▶ _TASK STATEMENT_:
Return, word for word, every line that follows.

▶ _EXCERPTED DATA_:
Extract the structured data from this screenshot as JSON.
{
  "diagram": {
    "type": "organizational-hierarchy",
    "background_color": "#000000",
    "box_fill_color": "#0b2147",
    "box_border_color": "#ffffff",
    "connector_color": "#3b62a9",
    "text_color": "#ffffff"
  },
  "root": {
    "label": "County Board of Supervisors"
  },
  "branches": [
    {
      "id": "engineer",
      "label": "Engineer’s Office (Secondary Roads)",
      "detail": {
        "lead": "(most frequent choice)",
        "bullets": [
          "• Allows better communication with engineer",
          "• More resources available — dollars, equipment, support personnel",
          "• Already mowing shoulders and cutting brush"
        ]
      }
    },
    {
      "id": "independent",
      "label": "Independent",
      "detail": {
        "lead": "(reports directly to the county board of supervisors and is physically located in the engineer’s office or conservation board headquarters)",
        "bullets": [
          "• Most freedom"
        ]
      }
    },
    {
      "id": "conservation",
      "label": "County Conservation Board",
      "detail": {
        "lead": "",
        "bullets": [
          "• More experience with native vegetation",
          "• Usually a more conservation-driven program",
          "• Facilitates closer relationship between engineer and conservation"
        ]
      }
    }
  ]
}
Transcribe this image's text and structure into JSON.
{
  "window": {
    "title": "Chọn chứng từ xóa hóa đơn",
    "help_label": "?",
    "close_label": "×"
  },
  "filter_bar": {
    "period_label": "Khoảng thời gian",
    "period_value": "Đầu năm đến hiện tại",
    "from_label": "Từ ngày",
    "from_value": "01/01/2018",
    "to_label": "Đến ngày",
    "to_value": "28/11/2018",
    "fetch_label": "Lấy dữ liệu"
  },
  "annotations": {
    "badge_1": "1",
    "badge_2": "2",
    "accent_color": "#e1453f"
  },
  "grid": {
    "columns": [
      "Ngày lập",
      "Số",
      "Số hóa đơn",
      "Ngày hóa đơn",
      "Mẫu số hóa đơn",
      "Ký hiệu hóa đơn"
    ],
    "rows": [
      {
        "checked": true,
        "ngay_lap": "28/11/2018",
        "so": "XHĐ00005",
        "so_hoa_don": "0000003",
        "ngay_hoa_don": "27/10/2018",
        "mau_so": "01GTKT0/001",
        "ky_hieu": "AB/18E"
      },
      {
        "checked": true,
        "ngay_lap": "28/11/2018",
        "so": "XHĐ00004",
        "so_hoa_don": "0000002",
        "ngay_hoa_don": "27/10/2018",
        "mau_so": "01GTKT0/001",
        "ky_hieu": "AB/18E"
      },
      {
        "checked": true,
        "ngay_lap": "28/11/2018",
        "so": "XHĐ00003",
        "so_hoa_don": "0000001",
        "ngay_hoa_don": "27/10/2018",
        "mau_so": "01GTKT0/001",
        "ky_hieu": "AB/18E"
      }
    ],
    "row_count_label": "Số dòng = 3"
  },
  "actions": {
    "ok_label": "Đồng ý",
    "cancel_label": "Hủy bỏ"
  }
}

▶ _PROBLEM SOLUTION_:
Extract the structured data from this screenshot as JSON.
{
  "diagram": {
    "type": "organizational-hierarchy",
    "background_color": "#000000",
    "box_fill_color": "#0b2147",
    "box_border_color": "#ffffff",
    "connector_color": "#3b62a9",
    "text_color": "#ffffff"
  },
  "root": {
    "label": "County Board of Supervisors"
  },
  "branches": [
    {
      "id": "engineer",
      "label": "Engineer’s Office (Secondary Roads)",
      "detail": {
        "lead": "(most frequent choice)",
        "bullets": [
          "• Allows better communication with engineer",
          "• More resources available — dollars, equipment, support personnel",
          "• Already mowing shoulders and cutting brush"
        ]
      }
    },
    {
      "id": "independent",
      "label": "Independent",
      "detail": {
        "lead": "(reports directly to the county board of supervisors and is physically located in the engineer’s office or conservation board headquarters)",
        "bullets": [
          "• Most freedom"
        ]
      }
    },
    {
      "id": "conservation",
      "label": "County Conservation Board",
      "detail": {
        "lead": "",
        "bullets": [
          "• More experience with native vegetation",
          "• Usually a more conservation-driven program",
          "• Facilitates closer relationship between engineer and conservation"
        ]
      }
    }
  ]
}
Transcribe this image's text and structure into JSON.
{
  "window": {
    "title": "Chọn chứng từ xóa hóa đơn",
    "help_label": "?",
    "close_label": "×"
  },
  "filter_bar": {
    "period_label": "Khoảng thời gian",
    "period_value": "Đầu năm đến hiện tại",
    "from_label": "Từ ngày",
    "from_value": "01/01/2018",
    "to_label": "Đến ngày",
    "to_value": "28/11/2018",
    "fetch_label": "Lấy dữ liệu"
  },
  "annotations": {
    "badge_1": "1",
    "badge_2": "2",
    "accent_color": "#e1453f"
  },
  "grid": {
    "columns": [
      "Ngày lập",
      "Số",
      "Số hóa đơn",
      "Ngày hóa đơn",
      "Mẫu số hóa đơn",
      "Ký hiệu hóa đơn"
    ],
    "rows": [
      {
        "checked": true,
        "ngay_lap": "28/11/2018",
        "so": "XHĐ00005",
        "so_hoa_don": "0000003",
        "ngay_hoa_don": "27/10/2018",
        "mau_so": "01GTKT0/001",
        "ky_hieu": "AB/18E"
      },
      {
        "checked": true,
        "ngay_lap": "28/11/2018",
        "so": "XHĐ00004",
        "so_hoa_don": "0000002",
        "ngay_hoa_don": "27/10/2018",
        "mau_so": "01GTKT0/001",
        "ky_hieu": "AB/18E"
      },
      {
        "checked": true,
        "ngay_lap": "28/11/2018",
        "so": "XHĐ00003",
        "so_hoa_don": "0000001",
        "ngay_hoa_don": "27/10/2018",
        "mau_so": "01GTKT0/001",
        "ky_hieu": "AB/18E"
      }
    ],
    "row_count_label": "Số dòng = 3"
  },
  "actions": {
    "ok_label": "Đồng ý",
    "cancel_label": "Hủy bỏ"
  }
}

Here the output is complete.